What is expected.
Set the data down again, exactly as it reads, but without the pictures.

(Extracted data entries)
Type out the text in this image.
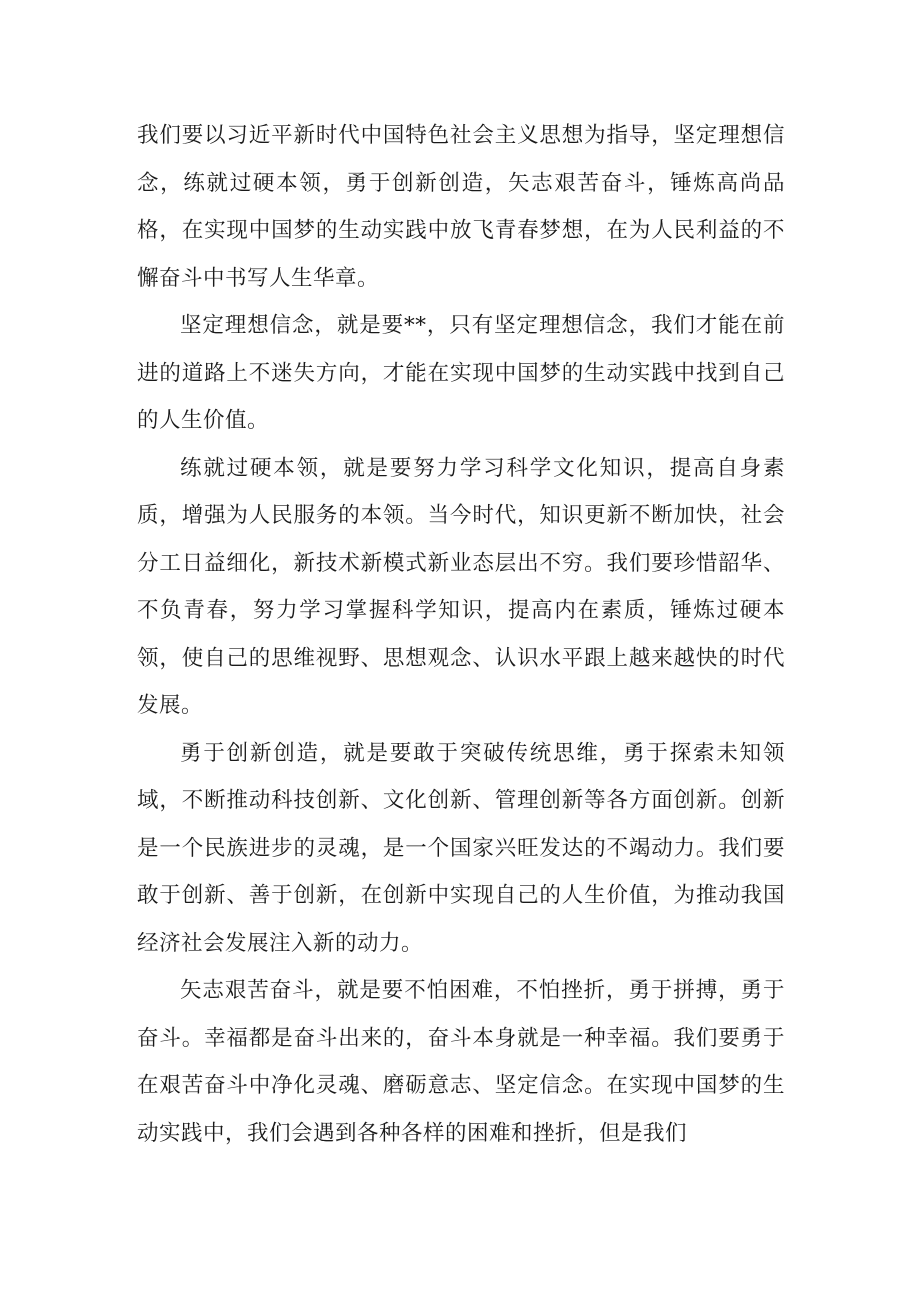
我们要以习近平新时代中国特色社会主义思想为指导，坚定理想信念，练就过硬本领，勇于创新创造，矢志艰苦奋斗，锤炼高尚品格，在实现中国梦的生动实践中放飞青春梦想，在为人民利益的不懈奋斗中书写人生华章。

坚定理想信念，就是要**，只有坚定理想信念，我们才能在前进的道路上不迷失方向，才能在实现中国梦的生动实践中找到自己的人生价值。

练就过硬本领，就是要努力学习科学文化知识，提高自身素质，增强为人民服务的本领。当今时代，知识更新不断加快，社会分工日益细化，新技术新模式新业态层出不穷。我们要珍惜韶华、不负青春，努力学习掌握科学知识，提高内在素质，锤炼过硬本领，使自己的思维视野、思想观念、认识水平跟上越来越快的时代发展。

勇于创新创造，就是要敢于突破传统思维，勇于探索未知领域，不断推动科技创新、文化创新、管理创新等各方面创新。创新是一个民族进步的灵魂，是一个国家兴旺发达的不竭动力。我们要敢于创新、善于创新，在创新中实现自己的人生价值，为推动我国经济社会发展注入新的动力。

矢志艰苦奋斗，就是要不怕困难，不怕挫折，勇于拼搏，勇于奋斗。幸福都是奋斗出来的，奋斗本身就是一种幸福。我们要勇于在艰苦奋斗中净化灵魂、磨砺意志、坚定信念。在实现中国梦的生动实践中，我们会遇到各种各样的困难和挫折，但是我们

Written reply.
Type out the text in this image.
我们要以习近平新时代中国特色社会主义思想为指导，坚定理想信念，练就过硬本领，勇于创新创造，矢志艰苦奋斗，锤炼高尚品格，在实现中国梦的生动实践中放飞青春梦想，在为人民利益的不懈奋斗中书写人生华章。

坚定理想信念，就是要**，只有坚定理想信念，我们才能在前进的道路上不迷失方向，才能在实现中国梦的生动实践中找到自己的人生价值。

练就过硬本领，就是要努力学习科学文化知识，提高自身素质，增强为人民服务的本领。当今时代，知识更新不断加快，社会分工日益细化，新技术新模式新业态层出不穷。我们要珍惜韶华、不负青春，努力学习掌握科学知识，提高内在素质，锤炼过硬本领，使自己的思维视野、思想观念、认识水平跟上越来越快的时代发展。

勇于创新创造，就是要敢于突破传统思维，勇于探索未知领域，不断推动科技创新、文化创新、管理创新等各方面创新。创新是一个民族进步的灵魂，是一个国家兴旺发达的不竭动力。我们要敢于创新、善于创新，在创新中实现自己的人生价值，为推动我国经济社会发展注入新的动力。

矢志艰苦奋斗，就是要不怕困难，不怕挫折，勇于拼搏，勇于奋斗。幸福都是奋斗出来的，奋斗本身就是一种幸福。我们要勇于在艰苦奋斗中净化灵魂、磨砺意志、坚定信念。在实现中国梦的生动实践中，我们会遇到各种各样的困难和挫折，但是我们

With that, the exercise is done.